+++ Vorliegender Text
Har, Har, arr, Piraten legen nicht die Leinen los

Fluch der Karibik

Tölpelt euch einen, ihr doofen Produktionsfutzis. “Fluch der Karbik 3”, Perversionsfest der Karibikactionmetamorphose treibt im wilden Ozean ziellos umher. Oh no, gekentert ist es noch nicht, doch der Fortgang der „Black Pearl“ ist ungewiss. Also schnell, schnell, Johnny schwing die Säbel, sonst hängst du bald an der Laterne. Hanebüchene Fantasiefiguren der Disney Studios hätten ja „angeblich“ die prüde Endzeitparodie schon live erlebt, und geschworen: „Yo, yo, spectacular“. Nach den paar Schnippeln könnte ich das von mir ebenfalls behaupten, war schließlich auch nicht der komplette Film. Schickt euch mit den 300 Millionen plus plus an, dat Ding bis Ende Mai fertig zu bekommen, oder spendiert ihm gleich eine grindhouseeske Teilung, Marktschreier. In Deutschland wäre das nicht passiert. Nicht mit 300 Mille, schon gar nicht mit einem Deppen und im Mai noch mal gar nicht. Wir hätten knappe drei wunderbare Wochen Animationschikanen mit „Bully“ Herbig gebraucht, und fertig wäre „Der Rote Korsar 5 ½“. Toll, oder was?
++++++
> [Aufgabe A] Wie hätte der deutsche Film laut dem Text über „Fluch der Karibik 3“ geheißen?
> [Aufgabe B] Schreibe den Text über „Fluch der Karibik 3“ im selben Ton weiter, beginnend nach seinem letzten Satz.
Die Datensätze braucht man hier nicht.
+++ Bereitgestellte Datensätze
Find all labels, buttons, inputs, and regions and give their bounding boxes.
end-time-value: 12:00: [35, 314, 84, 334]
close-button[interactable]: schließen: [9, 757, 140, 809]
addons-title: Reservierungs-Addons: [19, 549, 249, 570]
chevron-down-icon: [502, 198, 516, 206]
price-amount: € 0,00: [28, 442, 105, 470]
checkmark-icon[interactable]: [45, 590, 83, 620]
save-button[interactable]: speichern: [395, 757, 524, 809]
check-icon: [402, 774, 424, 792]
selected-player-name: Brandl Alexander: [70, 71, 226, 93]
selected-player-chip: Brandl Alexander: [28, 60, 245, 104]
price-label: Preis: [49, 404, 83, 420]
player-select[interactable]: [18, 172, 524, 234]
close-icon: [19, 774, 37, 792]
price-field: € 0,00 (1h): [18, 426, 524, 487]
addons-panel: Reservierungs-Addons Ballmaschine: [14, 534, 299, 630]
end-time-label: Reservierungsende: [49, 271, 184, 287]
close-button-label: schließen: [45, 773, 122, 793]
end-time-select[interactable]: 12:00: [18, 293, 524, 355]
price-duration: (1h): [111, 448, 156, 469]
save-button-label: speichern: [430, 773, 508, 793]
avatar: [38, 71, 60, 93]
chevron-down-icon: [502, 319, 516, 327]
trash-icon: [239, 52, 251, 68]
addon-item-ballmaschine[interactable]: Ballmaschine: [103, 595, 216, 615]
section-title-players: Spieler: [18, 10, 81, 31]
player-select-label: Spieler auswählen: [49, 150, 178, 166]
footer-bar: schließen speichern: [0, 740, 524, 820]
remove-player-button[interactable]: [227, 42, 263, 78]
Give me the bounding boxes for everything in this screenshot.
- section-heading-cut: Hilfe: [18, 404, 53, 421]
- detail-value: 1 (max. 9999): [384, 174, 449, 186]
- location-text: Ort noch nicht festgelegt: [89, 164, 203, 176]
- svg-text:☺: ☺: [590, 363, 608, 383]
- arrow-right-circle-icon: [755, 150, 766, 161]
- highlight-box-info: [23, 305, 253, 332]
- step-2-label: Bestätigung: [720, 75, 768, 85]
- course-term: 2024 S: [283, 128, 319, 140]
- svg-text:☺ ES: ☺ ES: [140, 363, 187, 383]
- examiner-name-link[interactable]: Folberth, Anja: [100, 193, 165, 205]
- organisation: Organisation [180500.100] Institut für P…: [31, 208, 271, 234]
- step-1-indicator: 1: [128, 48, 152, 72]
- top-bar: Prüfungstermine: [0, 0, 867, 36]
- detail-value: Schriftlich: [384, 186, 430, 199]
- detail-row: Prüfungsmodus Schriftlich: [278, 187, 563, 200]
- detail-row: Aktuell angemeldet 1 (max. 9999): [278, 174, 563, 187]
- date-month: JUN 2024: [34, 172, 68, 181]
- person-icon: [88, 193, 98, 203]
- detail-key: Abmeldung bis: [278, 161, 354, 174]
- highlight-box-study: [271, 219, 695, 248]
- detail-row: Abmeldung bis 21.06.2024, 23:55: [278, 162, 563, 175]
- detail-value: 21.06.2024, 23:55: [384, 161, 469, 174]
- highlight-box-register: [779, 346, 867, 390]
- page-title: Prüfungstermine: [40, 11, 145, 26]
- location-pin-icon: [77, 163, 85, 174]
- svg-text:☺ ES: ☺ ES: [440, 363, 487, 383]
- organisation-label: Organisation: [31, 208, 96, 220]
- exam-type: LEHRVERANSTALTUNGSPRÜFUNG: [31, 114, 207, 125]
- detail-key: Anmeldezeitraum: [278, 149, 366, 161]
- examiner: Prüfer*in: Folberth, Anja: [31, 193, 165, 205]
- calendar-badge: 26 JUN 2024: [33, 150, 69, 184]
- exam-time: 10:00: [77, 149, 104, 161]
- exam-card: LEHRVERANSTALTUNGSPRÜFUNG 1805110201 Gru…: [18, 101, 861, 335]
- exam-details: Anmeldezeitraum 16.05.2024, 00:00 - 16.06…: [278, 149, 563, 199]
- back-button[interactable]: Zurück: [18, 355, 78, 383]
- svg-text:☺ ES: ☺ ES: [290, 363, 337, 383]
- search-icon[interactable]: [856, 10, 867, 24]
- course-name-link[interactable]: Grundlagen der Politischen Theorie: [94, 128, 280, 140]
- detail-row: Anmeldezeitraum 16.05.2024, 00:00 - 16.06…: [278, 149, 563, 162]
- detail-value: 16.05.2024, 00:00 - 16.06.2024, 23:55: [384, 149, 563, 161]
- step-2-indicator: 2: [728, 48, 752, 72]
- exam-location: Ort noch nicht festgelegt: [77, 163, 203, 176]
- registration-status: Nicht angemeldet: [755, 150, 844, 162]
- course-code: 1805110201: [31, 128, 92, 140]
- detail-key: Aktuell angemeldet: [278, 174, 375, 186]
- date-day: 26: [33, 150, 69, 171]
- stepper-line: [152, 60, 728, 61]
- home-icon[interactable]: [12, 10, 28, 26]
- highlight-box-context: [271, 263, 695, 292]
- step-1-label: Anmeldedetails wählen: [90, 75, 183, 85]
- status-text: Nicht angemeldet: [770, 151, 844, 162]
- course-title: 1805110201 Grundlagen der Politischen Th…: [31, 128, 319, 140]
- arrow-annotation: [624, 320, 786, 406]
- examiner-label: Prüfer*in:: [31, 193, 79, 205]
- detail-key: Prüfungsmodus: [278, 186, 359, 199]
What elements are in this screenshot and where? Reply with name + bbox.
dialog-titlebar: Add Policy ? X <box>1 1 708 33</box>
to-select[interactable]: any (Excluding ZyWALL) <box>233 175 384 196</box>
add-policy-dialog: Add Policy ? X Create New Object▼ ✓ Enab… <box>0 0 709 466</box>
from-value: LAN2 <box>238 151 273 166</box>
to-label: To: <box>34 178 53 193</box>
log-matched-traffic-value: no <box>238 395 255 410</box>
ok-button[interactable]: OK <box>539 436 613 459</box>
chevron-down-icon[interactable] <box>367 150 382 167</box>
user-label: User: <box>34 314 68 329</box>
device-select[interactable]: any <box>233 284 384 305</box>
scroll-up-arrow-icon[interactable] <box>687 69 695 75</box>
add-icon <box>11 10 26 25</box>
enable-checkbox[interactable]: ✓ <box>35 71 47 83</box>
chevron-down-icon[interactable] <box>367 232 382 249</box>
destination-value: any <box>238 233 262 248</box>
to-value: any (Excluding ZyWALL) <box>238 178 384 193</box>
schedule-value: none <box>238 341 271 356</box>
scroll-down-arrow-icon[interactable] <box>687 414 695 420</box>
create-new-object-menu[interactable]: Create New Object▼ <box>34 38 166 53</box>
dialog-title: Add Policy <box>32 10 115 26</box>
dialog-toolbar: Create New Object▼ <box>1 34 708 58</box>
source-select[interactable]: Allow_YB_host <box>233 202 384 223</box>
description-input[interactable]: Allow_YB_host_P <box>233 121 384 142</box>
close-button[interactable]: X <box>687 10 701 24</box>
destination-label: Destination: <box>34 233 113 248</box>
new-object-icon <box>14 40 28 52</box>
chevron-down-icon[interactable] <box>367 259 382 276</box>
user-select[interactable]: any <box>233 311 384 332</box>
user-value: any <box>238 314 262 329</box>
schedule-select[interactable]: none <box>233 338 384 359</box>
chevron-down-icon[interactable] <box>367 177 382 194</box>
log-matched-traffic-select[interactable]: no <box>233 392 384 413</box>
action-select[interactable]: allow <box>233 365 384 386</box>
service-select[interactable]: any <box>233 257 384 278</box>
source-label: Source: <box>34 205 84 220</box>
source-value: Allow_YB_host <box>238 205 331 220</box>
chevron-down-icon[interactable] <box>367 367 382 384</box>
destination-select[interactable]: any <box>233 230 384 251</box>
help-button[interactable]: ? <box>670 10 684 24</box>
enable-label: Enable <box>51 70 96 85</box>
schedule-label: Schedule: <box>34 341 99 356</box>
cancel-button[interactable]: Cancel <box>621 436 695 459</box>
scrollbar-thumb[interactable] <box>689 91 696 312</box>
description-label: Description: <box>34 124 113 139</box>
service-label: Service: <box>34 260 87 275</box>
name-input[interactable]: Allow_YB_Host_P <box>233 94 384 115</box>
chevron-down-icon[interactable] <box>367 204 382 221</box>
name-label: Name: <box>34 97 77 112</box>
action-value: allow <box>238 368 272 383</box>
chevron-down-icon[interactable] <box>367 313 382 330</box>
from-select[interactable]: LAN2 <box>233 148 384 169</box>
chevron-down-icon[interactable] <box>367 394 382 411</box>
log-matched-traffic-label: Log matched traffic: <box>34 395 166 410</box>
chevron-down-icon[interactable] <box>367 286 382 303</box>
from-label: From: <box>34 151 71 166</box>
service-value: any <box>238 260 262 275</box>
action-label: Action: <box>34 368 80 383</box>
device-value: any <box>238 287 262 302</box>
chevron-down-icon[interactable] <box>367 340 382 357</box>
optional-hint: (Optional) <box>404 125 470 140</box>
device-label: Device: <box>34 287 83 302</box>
++++++
> [Antwortfeld A] „Der Rote Korsar 5 ½“

> [Antwortfeld B]
Nö? Manch einer munkelt über eine Bahnbrechende Spielzeit von herzzerreißenden 170 Minuten, geht’s noch klotziger? Alles nicht so schlimm, sagt der Gore, Al geh beiseite, Verbinski. Der Puzzleprofi möchte drehen was das Zeug hält, das Bootchen im seichten Meerespittiplatsch überfluten und flugs Handlungsstrang an Handlungsstrang reihen, um die Hochkomplizierte Aufklärungsgeschichte um Legolas und seine magere Elfe bis an die Grenzen der menschlichen Vorstellungskraft auszureizen. „Publikumskiller!“, schreit die Soraly. Doch wer erhört mein kleines Wesen schon noch, obwohl der Heldenmut in meinen Venen sprießt und kaum halt machen kann vor unlauteren Äußerungen. Zwischendrin soll das lumpige Flittchenabenteuer vollendet, gar perfektioniert werden und in die Filmgeschichte eingehen. Als „Herr der Ringe“ der Piraten. Megahit steht für die Trillion seit Teil 1, der mit 650 Millionen Dollar weltweit die Kassen unsicher machte, Teil 2 schlug mit einer Milliarde ( 1 000 000 000 zum Mitschreiben) die Bottiche des Hollywoodkuriosums um. Prämiert wird the last Nightmare am 19. Mai zwischen dem New Orleans Square und Tom Sawyer’s Island. Fangt euch ja nicht die Krätze ein, Depp, Bloomie, tapferer Ritterlein und der freie Rush.